### EXCERPT PROVIDED:
========
Determinism and Laminarity show values around 90%, indicating that the length distribution of diagonal as well as vertical lines is shifted away from values below of l_{min} = 3. This suggests that there are longer recurrent periods caused by intentionally repeated behavior rather than chaotic or random recurrence. Also, relatively high values of determinism and laminarity at the same time produce a patch-like pattern made up of longer diagonal and vertical structures, as shown in Figures 2, 3. This pattern reflects the mechanical nature of movement on the pitch, including a certain latency imposed by the energy costs of changing positions very rapidly. It is interesting to note that for each football match, LAM was higher than DET, which suggests a higher prevalence of static phases compared to dynamic recurrent episodes.
========
Portion of a data file:
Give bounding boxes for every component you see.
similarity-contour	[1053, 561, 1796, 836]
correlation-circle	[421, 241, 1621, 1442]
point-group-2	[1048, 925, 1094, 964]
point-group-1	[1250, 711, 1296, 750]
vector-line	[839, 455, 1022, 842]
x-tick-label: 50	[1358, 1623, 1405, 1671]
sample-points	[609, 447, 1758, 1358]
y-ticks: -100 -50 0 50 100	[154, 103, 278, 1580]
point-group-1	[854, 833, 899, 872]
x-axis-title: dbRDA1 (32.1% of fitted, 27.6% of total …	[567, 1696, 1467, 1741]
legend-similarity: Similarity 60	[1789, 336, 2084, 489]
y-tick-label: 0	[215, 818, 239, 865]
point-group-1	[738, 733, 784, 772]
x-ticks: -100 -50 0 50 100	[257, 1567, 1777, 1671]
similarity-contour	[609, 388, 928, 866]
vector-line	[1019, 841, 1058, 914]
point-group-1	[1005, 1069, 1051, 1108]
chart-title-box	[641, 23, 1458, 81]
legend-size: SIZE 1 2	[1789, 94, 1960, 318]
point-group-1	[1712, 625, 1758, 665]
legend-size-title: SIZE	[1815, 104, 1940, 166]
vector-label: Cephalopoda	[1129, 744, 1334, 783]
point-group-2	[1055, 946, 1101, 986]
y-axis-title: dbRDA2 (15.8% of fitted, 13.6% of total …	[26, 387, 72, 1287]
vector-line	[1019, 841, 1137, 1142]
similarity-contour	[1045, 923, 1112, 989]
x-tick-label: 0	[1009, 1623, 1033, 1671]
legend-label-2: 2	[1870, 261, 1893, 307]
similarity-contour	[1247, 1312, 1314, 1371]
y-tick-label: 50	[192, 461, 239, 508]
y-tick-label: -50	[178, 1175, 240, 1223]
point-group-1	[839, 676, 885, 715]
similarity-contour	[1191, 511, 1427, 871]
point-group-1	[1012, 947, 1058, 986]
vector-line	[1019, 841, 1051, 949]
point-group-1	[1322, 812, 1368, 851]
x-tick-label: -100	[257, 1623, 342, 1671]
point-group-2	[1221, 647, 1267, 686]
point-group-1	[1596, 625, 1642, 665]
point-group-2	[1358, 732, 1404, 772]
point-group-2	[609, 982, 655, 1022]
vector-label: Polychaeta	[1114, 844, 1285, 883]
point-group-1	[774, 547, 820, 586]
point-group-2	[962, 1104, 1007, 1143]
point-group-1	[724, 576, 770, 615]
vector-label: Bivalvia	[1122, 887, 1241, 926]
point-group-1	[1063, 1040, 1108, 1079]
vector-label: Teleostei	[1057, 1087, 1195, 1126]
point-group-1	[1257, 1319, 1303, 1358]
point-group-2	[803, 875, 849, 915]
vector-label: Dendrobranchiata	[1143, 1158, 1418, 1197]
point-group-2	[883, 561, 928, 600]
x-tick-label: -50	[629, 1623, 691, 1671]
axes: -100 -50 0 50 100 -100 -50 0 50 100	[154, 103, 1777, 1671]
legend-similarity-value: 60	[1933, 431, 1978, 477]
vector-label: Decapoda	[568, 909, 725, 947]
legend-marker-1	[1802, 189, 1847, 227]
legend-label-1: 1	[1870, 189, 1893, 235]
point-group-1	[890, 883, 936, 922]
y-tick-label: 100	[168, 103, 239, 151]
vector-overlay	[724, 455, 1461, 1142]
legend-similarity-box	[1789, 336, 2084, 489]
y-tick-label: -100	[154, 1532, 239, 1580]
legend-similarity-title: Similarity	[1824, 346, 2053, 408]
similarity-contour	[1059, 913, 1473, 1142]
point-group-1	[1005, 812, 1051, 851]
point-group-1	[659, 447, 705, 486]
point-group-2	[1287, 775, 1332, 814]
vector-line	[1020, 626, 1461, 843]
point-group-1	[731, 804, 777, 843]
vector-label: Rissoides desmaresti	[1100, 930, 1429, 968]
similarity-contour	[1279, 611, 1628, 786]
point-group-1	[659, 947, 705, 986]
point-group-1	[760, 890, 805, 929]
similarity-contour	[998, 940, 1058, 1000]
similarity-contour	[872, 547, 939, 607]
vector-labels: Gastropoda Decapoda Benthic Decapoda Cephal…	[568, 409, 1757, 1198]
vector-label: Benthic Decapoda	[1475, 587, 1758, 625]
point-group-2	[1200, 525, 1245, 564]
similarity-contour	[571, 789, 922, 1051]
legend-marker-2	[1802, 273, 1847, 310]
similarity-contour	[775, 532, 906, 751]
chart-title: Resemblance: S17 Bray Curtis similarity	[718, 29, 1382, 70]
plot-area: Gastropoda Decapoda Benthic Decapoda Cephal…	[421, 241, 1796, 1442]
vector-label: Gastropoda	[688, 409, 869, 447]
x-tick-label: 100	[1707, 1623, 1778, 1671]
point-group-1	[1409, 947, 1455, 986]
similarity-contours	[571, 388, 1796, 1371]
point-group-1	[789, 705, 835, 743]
========
### TASKS TO PERFORM:
1. Put this sentence from the passage about determinism and laminarity into Spanish: "This suggests that there are longer recurrent periods caused by intentionally repeated behavior rather than chaotic or random recurrence."
2. Decide whether each statement agrees with the passage about determinism and laminarity. Answer yes or no, and quote the words that settle it.
(a) Determinism and laminarity both have values of about 90%.
(b) DET was higher than LAM in at least one football match.
(c) The patch-like pattern consists only of short diagonal structures.
3. Answer from the passage about determinism and laminarity.
(a) What value is given for l_{min}?
(b) Which figures show the patch-like pattern?
(c) What does LAM being higher than DET suggest?
Rely only on the passage about determinism and laminarity.

### RESULTS BY TASK:
1. Esto sugiere que existen períodos recurrentes más largos causados por un comportamiento repetido intencionalmente, en lugar de una recurrencia caótica o aleatoria.

2.
(a) Yes: "Determinism and Laminarity show values around 90%"
(b) No: "for each football match, LAM was higher than DET"
(c) No: "a patch-like pattern made up of longer diagonal and vertical structures"

3.
(a) 3
(b) Figures 2 and 3
(c) A higher prevalence of static phases compared to dynamic recurrent episodes